Take every line where the string "beef" appears and copy it.

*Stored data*
**********
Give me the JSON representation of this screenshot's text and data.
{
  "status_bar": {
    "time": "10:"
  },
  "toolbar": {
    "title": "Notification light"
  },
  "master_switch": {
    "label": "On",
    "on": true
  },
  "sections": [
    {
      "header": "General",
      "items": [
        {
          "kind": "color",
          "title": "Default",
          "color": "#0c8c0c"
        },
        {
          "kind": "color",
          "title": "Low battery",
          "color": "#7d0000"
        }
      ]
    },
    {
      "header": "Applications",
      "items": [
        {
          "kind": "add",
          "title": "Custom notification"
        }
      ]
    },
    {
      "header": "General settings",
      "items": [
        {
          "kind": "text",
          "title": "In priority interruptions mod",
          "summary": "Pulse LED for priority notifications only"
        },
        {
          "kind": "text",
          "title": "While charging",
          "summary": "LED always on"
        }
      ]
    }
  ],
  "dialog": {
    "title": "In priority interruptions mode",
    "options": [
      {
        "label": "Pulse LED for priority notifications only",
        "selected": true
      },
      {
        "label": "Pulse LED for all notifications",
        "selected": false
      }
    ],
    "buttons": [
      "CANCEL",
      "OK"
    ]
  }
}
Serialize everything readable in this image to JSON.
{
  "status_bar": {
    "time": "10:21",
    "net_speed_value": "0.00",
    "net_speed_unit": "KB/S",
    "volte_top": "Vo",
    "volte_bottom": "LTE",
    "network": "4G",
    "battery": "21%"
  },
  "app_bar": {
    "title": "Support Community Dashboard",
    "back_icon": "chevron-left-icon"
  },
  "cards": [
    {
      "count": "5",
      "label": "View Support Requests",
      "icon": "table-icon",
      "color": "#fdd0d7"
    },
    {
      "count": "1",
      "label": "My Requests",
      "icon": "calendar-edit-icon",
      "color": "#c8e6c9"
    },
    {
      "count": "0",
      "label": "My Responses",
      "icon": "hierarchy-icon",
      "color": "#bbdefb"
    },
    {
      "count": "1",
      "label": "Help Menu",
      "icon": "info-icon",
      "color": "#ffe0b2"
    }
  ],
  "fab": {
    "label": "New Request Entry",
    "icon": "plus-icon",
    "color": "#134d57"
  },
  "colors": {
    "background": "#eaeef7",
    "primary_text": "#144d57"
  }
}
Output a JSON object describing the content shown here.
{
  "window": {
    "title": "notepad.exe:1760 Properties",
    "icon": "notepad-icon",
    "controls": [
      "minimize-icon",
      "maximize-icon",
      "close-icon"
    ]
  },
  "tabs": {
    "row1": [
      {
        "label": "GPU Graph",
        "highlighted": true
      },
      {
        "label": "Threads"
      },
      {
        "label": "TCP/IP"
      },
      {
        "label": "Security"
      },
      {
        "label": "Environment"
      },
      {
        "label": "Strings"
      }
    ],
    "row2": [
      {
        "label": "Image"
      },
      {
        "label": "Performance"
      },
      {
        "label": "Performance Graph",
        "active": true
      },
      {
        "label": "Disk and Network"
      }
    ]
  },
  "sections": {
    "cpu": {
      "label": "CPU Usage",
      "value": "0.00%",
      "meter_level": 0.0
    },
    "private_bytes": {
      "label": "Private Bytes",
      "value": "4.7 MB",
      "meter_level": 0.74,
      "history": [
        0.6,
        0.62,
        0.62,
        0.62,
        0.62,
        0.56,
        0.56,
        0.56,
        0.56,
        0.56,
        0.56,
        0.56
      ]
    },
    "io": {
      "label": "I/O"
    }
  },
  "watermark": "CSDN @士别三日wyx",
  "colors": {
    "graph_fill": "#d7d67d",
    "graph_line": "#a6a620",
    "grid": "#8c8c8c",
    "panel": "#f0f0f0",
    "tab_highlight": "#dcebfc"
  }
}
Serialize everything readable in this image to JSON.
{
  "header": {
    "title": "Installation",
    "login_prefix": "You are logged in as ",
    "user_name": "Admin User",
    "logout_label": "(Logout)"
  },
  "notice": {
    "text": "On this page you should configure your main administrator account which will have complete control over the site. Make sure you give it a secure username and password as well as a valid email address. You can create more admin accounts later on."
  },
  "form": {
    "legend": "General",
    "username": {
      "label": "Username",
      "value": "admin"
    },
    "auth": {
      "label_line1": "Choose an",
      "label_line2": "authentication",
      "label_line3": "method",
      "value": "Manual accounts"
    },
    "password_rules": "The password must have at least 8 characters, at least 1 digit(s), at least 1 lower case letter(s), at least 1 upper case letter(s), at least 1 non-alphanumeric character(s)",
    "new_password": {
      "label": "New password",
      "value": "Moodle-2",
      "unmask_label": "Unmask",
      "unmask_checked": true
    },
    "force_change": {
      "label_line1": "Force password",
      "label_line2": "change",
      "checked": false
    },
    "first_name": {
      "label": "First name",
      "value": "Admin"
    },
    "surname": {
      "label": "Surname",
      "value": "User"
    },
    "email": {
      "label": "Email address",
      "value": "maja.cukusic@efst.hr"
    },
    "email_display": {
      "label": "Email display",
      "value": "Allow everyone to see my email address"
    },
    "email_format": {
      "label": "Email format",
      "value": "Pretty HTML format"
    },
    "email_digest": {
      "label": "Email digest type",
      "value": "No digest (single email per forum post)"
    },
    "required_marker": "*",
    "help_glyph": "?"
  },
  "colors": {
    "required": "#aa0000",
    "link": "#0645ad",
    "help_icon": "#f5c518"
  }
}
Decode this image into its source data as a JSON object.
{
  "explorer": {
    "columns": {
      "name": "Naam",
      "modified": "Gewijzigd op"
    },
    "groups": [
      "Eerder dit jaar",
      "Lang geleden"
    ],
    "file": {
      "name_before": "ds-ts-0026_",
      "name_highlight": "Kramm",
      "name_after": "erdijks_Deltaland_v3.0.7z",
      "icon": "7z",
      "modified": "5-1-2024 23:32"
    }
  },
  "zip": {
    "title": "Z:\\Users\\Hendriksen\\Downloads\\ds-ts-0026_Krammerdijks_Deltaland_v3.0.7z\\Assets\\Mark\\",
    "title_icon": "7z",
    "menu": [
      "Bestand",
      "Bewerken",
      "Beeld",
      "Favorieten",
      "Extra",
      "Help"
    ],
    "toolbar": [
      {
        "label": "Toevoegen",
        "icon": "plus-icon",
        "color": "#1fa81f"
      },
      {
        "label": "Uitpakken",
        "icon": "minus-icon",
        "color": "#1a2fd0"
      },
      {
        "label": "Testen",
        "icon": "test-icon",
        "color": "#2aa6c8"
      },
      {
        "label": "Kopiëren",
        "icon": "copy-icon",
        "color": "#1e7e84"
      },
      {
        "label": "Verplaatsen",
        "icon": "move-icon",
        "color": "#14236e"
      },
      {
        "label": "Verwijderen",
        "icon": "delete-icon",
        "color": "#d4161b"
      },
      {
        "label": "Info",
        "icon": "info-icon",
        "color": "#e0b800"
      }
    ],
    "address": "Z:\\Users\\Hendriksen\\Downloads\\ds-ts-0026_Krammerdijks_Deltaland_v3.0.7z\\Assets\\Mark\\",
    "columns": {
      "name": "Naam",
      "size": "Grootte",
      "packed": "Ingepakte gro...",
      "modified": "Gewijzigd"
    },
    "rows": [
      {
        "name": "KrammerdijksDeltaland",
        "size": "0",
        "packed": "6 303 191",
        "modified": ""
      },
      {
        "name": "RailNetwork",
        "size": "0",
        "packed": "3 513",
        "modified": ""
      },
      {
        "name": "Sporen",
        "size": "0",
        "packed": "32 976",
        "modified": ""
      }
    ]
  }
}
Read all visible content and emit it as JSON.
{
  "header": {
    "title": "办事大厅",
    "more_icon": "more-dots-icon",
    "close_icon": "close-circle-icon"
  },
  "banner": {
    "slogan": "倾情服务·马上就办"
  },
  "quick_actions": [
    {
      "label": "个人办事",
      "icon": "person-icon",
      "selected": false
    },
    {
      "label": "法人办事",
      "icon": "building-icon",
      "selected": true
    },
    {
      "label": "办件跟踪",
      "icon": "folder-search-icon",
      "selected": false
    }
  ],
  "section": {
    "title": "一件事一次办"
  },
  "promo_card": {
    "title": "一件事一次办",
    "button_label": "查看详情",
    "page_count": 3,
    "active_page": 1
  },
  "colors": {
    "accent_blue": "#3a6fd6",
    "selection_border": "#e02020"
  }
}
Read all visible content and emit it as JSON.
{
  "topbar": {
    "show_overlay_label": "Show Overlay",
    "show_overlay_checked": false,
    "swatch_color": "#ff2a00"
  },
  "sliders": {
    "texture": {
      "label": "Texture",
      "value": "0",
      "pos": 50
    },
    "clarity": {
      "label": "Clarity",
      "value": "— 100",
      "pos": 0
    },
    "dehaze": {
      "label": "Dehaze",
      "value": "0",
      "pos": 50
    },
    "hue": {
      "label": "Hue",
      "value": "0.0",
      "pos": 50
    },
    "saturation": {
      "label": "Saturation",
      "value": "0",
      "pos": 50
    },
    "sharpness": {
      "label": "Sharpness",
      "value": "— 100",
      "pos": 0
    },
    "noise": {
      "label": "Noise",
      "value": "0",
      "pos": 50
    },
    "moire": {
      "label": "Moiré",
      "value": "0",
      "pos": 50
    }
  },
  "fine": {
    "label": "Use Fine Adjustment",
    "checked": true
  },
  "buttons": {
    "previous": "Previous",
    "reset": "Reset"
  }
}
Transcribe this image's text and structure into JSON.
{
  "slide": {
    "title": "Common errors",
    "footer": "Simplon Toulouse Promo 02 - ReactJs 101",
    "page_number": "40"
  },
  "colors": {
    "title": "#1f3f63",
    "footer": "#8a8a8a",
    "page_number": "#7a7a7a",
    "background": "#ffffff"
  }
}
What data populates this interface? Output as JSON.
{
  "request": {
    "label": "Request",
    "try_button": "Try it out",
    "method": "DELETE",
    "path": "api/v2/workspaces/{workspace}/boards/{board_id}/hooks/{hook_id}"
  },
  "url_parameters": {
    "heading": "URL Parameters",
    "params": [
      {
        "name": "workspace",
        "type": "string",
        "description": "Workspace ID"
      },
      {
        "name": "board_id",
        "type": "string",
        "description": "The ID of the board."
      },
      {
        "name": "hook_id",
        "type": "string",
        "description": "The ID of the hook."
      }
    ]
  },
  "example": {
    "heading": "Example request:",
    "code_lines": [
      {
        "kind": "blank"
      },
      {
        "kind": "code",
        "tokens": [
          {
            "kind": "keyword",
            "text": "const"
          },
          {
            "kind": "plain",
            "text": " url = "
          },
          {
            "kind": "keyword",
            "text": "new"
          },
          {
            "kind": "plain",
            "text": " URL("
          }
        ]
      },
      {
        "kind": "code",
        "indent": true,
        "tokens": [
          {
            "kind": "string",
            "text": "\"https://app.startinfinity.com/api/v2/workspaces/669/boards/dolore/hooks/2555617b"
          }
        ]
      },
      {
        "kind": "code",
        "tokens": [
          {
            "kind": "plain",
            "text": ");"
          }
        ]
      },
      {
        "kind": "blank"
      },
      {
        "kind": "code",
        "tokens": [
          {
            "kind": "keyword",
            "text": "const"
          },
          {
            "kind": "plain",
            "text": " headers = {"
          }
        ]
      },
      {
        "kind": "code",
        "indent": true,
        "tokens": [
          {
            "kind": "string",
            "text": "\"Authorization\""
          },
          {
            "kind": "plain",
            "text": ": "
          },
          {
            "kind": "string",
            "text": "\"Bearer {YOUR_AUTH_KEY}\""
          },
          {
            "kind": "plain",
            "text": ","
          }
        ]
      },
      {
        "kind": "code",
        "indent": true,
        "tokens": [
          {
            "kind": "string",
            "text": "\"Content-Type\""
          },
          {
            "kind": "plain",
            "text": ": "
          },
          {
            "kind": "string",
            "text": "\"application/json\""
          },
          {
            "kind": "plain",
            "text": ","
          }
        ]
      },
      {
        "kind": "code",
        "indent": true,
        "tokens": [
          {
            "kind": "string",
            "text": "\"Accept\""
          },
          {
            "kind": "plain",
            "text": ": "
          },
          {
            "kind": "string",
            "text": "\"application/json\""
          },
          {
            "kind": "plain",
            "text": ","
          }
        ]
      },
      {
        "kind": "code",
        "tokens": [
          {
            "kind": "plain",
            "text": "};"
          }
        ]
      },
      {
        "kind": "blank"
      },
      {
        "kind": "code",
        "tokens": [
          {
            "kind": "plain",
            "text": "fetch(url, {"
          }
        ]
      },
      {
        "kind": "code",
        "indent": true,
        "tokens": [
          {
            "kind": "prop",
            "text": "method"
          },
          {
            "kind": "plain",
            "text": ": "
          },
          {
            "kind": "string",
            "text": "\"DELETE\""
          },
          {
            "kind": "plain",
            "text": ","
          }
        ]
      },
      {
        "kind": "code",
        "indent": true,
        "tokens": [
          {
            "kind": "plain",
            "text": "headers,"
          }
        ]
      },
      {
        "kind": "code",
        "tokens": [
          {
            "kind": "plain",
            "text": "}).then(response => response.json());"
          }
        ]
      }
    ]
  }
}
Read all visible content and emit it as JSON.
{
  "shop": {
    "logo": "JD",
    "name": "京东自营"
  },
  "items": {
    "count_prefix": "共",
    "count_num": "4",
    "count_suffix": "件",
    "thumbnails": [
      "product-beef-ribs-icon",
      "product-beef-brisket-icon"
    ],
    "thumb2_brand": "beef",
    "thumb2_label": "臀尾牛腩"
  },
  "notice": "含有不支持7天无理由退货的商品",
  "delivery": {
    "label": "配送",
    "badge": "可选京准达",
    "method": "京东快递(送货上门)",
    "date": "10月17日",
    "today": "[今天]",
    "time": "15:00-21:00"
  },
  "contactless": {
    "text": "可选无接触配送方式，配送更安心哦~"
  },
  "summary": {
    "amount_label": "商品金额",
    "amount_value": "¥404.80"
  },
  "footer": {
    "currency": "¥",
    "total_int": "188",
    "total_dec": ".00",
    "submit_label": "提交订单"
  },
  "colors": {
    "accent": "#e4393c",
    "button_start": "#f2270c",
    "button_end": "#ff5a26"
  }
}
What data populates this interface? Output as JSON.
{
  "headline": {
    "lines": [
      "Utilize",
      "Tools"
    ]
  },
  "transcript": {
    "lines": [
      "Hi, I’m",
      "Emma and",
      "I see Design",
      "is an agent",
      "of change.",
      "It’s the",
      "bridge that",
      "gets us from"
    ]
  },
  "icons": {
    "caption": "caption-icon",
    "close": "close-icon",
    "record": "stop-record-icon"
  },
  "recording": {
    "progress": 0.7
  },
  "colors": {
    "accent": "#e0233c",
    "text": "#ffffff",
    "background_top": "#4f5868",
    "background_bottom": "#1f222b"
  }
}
**********
*RESULT OF THIS EXERCISE*
      "product-beef-ribs-icon",
      "product-beef-brisket-icon"
    "thumb2_brand": "beef",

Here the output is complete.